*Short exercise*: Write every record out again exactly, and keep images out of it.

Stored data
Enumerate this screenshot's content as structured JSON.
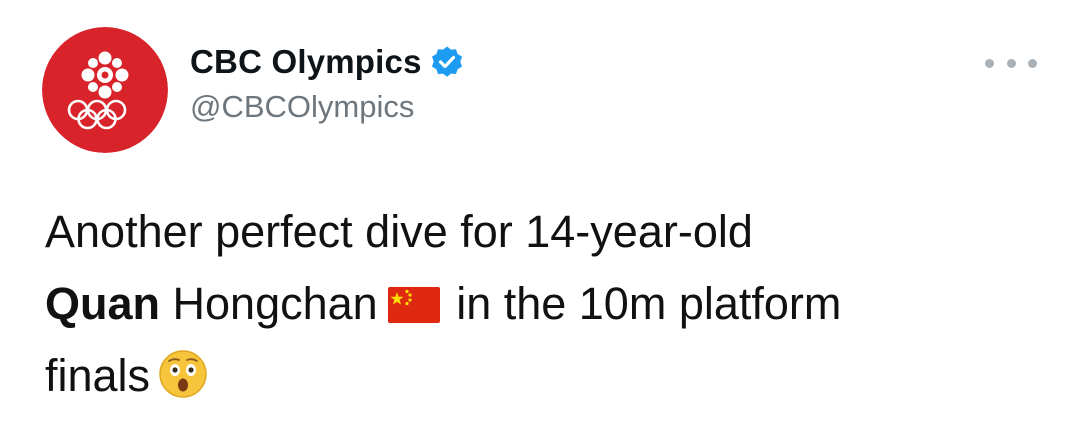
{
  "tweet": {
    "author": {
      "display_name": "CBC Olympics",
      "handle": "@CBCOlympics",
      "verified": true,
      "avatar_icon": "cbc-olympics-logo-icon",
      "avatar_color": "#d8232a"
    },
    "more_icon": "more-options-icon",
    "text": {
      "line1": "Another perfect dive for 14-year-old",
      "name_bold": "Quan",
      "name_rest": " Hongchan",
      "flag_icon": "china-flag-emoji",
      "line2_rest": " in the 10m platform",
      "line3": "finals",
      "emoji_icon": "astonished-face-emoji"
    },
    "colors": {
      "verified_badge": "#1d9bf0",
      "handle": "#6e767d",
      "flag_red": "#de2910",
      "flag_star": "#ffde00"
    }
  }
}
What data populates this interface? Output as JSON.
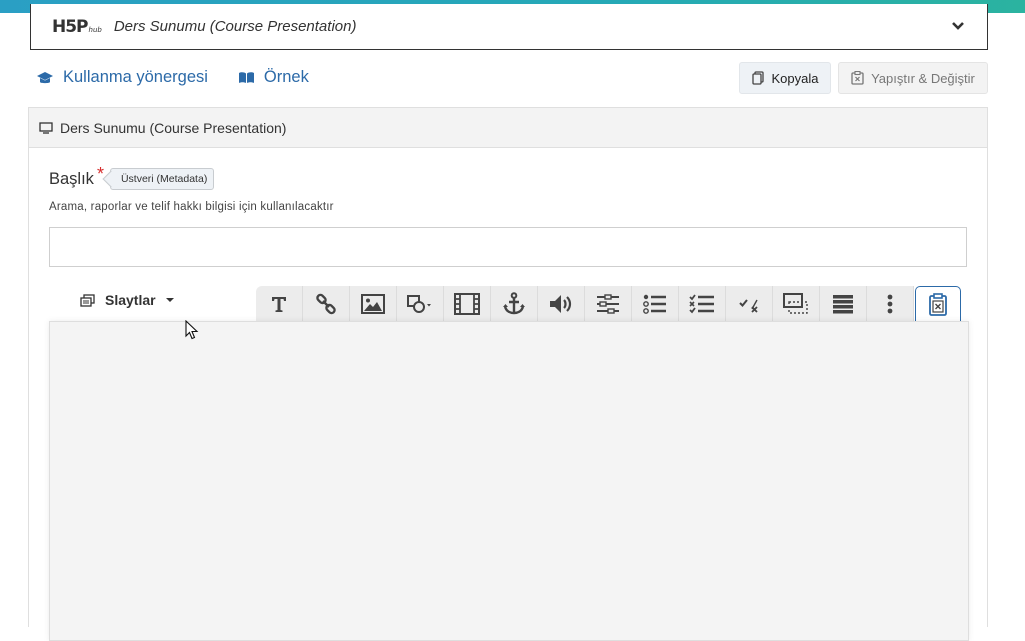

*Task result*:
Enumerate this screenshot's content as structured JSON.
{
  "tweet": {
    "author": {
      "display_name": "CBC Olympics",
      "handle": "@CBCOlympics",
      "verified": true,
      "avatar_icon": "cbc-olympics-logo-icon",
      "avatar_color": "#d8232a"
    },
    "more_icon": "more-options-icon",
    "text": {
      "line1": "Another perfect dive for 14-year-old",
      "name_bold": "Quan",
      "name_rest": " Hongchan",
      "flag_icon": "china-flag-emoji",
      "line2_rest": " in the 10m platform",
      "line3": "finals",
      "emoji_icon": "astonished-face-emoji"
    },
    "colors": {
      "verified_badge": "#1d9bf0",
      "handle": "#6e767d",
      "flag_red": "#de2910",
      "flag_star": "#ffde00"
    }
  }
}
What data populates this interface? Output as JSON.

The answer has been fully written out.